start DATA EXCERPTS

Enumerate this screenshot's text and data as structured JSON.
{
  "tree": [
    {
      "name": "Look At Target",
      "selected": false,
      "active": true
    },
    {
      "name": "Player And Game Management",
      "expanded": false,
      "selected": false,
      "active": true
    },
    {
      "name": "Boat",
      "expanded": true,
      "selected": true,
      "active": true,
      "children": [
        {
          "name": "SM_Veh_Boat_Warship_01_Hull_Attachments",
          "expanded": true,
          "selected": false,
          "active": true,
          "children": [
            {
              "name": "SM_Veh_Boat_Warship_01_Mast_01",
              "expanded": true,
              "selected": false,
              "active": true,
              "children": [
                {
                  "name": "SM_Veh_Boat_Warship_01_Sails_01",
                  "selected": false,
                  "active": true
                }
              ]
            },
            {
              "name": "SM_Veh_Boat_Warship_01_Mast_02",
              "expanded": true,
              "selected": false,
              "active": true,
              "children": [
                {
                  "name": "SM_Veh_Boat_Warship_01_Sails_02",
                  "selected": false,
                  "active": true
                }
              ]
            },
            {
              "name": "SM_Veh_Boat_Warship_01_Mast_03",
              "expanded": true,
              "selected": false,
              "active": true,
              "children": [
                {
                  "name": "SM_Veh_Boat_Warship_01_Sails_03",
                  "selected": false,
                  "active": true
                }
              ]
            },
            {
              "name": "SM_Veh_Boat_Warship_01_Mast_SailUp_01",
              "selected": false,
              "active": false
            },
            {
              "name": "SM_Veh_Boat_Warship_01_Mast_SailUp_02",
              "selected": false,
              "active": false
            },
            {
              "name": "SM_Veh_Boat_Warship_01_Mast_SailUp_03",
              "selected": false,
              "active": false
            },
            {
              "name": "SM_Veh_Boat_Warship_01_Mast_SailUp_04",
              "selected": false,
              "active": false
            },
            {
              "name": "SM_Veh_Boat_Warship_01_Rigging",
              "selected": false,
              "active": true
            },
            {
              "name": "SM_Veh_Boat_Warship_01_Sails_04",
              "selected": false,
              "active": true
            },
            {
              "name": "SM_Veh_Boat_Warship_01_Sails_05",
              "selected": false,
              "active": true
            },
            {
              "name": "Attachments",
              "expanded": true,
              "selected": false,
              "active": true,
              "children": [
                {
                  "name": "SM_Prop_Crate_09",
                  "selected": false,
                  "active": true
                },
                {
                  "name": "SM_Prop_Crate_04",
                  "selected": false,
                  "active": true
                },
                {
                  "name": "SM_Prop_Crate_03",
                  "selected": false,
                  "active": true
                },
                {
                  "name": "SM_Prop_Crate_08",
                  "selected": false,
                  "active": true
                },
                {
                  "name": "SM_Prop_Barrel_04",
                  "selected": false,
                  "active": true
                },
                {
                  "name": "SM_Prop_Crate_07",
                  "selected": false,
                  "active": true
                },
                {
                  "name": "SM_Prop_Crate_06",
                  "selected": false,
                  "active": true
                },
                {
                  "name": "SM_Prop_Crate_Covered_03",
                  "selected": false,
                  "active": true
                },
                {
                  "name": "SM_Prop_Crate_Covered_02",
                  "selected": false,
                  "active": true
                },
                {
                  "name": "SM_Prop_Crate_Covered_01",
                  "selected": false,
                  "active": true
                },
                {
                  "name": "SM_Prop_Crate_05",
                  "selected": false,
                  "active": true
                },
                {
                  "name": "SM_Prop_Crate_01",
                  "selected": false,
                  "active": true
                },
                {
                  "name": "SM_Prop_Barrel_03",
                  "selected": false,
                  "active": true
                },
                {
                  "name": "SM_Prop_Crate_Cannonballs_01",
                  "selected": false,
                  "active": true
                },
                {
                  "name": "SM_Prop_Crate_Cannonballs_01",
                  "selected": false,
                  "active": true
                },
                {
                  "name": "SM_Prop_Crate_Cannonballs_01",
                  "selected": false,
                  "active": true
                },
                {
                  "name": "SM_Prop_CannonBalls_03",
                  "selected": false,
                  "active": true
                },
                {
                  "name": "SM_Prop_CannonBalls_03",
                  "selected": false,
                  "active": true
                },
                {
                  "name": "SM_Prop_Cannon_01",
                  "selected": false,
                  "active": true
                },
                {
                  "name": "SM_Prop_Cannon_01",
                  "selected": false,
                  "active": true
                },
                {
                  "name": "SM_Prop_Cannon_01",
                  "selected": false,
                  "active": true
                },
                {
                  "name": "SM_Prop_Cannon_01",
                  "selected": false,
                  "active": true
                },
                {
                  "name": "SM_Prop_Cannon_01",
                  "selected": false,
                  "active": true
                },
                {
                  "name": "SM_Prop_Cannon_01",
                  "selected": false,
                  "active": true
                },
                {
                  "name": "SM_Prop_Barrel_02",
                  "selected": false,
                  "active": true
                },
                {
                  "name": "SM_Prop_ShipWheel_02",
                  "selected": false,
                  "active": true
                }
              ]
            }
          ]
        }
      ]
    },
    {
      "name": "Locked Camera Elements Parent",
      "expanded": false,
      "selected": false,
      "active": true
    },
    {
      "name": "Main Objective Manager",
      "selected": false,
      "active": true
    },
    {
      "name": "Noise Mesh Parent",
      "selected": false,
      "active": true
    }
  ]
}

end DATA EXCERPTS

• EXERCISE GOAL
Each entry above is to be quoted exactly.

• THE REPLY
Enumerate this screenshot's text and data as structured JSON.
{
  "tree": [
    {
      "name": "Look At Target",
      "selected": false,
      "active": true
    },
    {
      "name": "Player And Game Management",
      "expanded": false,
      "selected": false,
      "active": true
    },
    {
      "name": "Boat",
      "expanded": true,
      "selected": true,
      "active": true,
      "children": [
        {
          "name": "SM_Veh_Boat_Warship_01_Hull_Attachments",
          "expanded": true,
          "selected": false,
          "active": true,
          "children": [
            {
              "name": "SM_Veh_Boat_Warship_01_Mast_01",
              "expanded": true,
              "selected": false,
              "active": true,
              "children": [
                {
                  "name": "SM_Veh_Boat_Warship_01_Sails_01",
                  "selected": false,
                  "active": true
                }
              ]
            },
            {
              "name": "SM_Veh_Boat_Warship_01_Mast_02",
              "expanded": true,
              "selected": false,
              "active": true,
              "children": [
                {
                  "name": "SM_Veh_Boat_Warship_01_Sails_02",
                  "selected": false,
                  "active": true
                }
              ]
            },
            {
              "name": "SM_Veh_Boat_Warship_01_Mast_03",
              "expanded": true,
              "selected": false,
              "active": true,
              "children": [
                {
                  "name": "SM_Veh_Boat_Warship_01_Sails_03",
                  "selected": false,
                  "active": true
                }
              ]
            },
            {
              "name": "SM_Veh_Boat_Warship_01_Mast_SailUp_01",
              "selected": false,
              "active": false
            },
            {
              "name": "SM_Veh_Boat_Warship_01_Mast_SailUp_02",
              "selected": false,
              "active": false
            },
            {
              "name": "SM_Veh_Boat_Warship_01_Mast_SailUp_03",
              "selected": false,
              "active": false
            },
            {
              "name": "SM_Veh_Boat_Warship_01_Mast_SailUp_04",
              "selected": false,
              "active": false
            },
            {
              "name": "SM_Veh_Boat_Warship_01_Rigging",
              "selected": false,
              "active": true
            },
            {
              "name": "SM_Veh_Boat_Warship_01_Sails_04",
              "selected": false,
              "active": true
            },
            {
              "name": "SM_Veh_Boat_Warship_01_Sails_05",
              "selected": false,
              "active": true
            },
            {
              "name": "Attachments",
              "expanded": true,
              "selected": false,
              "active": true,
              "children": [
                {
                  "name": "SM_Prop_Crate_09",
                  "selected": false,
                  "active": true
                },
                {
                  "name": "SM_Prop_Crate_04",
                  "selected": false,
                  "active": true
                },
                {
                  "name": "SM_Prop_Crate_03",
                  "selected": false,
                  "active": true
                },
                {
                  "name": "SM_Prop_Crate_08",
                  "selected": false,
                  "active": true
                },
                {
                  "name": "SM_Prop_Barrel_04",
                  "selected": false,
                  "active": true
                },
                {
                  "name": "SM_Prop_Crate_07",
                  "selected": false,
                  "active": true
                },
                {
                  "name": "SM_Prop_Crate_06",
                  "selected": false,
                  "active": true
                },
                {
                  "name": "SM_Prop_Crate_Covered_03",
                  "selected": false,
                  "active": true
                },
                {
                  "name": "SM_Prop_Crate_Covered_02",
                  "selected": false,
                  "active": true
                },
                {
                  "name": "SM_Prop_Crate_Covered_01",
                  "selected": false,
                  "active": true
                },
                {
                  "name": "SM_Prop_Crate_05",
                  "selected": false,
                  "active": true
                },
                {
                  "name": "SM_Prop_Crate_01",
                  "selected": false,
                  "active": true
                },
                {
                  "name": "SM_Prop_Barrel_03",
                  "selected": false,
                  "active": true
                },
                {
                  "name": "SM_Prop_Crate_Cannonballs_01",
                  "selected": false,
                  "active": true
                },
                {
                  "name": "SM_Prop_Crate_Cannonballs_01",
                  "selected": false,
                  "active": true
                },
                {
                  "name": "SM_Prop_Crate_Cannonballs_01",
                  "selected": false,
                  "active": true
                },
                {
                  "name": "SM_Prop_CannonBalls_03",
                  "selected": false,
                  "active": true
                },
                {
                  "name": "SM_Prop_CannonBalls_03",
                  "selected": false,
                  "active": true
                },
                {
                  "name": "SM_Prop_Cannon_01",
                  "selected": false,
                  "active": true
                },
                {
                  "name": "SM_Prop_Cannon_01",
                  "selected": false,
                  "active": true
                },
                {
                  "name": "SM_Prop_Cannon_01",
                  "selected": false,
                  "active": true
                },
                {
                  "name": "SM_Prop_Cannon_01",
                  "selected": false,
                  "active": true
                },
                {
                  "name": "SM_Prop_Cannon_01",
                  "selected": false,
                  "active": true
                },
                {
                  "name": "SM_Prop_Cannon_01",
                  "selected": false,
                  "active": true
                },
                {
                  "name": "SM_Prop_Barrel_02",
                  "selected": false,
                  "active": true
                },
                {
                  "name": "SM_Prop_ShipWheel_02",
                  "selected": false,
                  "active": true
                }
              ]
            }
          ]
        }
      ]
    },
    {
      "name": "Locked Camera Elements Parent",
      "expanded": false,
      "selected": false,
      "active": true
    },
    {
      "name": "Main Objective Manager",
      "selected": false,
      "active": true
    },
    {
      "name": "Noise Mesh Parent",
      "selected": false,
      "active": true
    }
  ]
}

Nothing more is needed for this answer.